### Stated task
Your answer is a single number: how many lines hold the word "finished"?

(Records from a dataset)
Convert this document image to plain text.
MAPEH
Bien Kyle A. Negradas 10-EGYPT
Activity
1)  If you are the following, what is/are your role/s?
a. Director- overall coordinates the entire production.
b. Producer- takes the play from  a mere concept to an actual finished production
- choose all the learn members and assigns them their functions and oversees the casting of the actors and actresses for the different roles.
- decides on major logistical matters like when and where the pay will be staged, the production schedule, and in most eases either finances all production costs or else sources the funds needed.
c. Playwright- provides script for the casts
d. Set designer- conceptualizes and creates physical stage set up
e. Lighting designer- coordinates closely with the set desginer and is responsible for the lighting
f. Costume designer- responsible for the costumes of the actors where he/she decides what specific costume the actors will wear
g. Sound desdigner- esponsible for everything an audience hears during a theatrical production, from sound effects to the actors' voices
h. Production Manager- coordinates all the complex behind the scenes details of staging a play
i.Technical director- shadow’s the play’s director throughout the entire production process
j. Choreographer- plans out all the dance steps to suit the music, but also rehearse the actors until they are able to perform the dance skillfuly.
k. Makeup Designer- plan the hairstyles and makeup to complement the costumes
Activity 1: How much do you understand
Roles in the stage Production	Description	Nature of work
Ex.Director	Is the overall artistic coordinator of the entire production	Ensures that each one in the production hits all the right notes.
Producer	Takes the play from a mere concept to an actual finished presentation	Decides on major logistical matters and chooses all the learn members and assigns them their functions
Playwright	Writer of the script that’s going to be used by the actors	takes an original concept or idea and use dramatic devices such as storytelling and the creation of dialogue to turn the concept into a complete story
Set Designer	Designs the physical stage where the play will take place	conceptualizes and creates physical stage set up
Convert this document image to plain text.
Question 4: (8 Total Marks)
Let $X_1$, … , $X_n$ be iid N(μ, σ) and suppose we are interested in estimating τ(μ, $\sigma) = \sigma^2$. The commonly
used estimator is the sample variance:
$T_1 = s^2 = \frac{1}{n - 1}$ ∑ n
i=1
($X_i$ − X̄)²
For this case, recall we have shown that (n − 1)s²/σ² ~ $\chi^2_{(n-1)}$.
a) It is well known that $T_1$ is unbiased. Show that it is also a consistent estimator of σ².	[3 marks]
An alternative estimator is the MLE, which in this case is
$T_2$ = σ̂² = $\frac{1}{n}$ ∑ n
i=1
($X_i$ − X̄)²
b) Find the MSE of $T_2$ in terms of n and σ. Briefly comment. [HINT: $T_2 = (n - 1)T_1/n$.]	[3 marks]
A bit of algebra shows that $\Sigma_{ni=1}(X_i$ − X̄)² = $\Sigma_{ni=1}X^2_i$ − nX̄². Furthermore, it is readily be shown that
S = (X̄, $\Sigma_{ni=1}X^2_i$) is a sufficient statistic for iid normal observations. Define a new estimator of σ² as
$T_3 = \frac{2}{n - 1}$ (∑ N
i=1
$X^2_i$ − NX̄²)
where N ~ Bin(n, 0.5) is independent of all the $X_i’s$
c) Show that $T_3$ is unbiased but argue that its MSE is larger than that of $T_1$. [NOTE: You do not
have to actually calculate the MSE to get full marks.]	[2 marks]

### Final result
2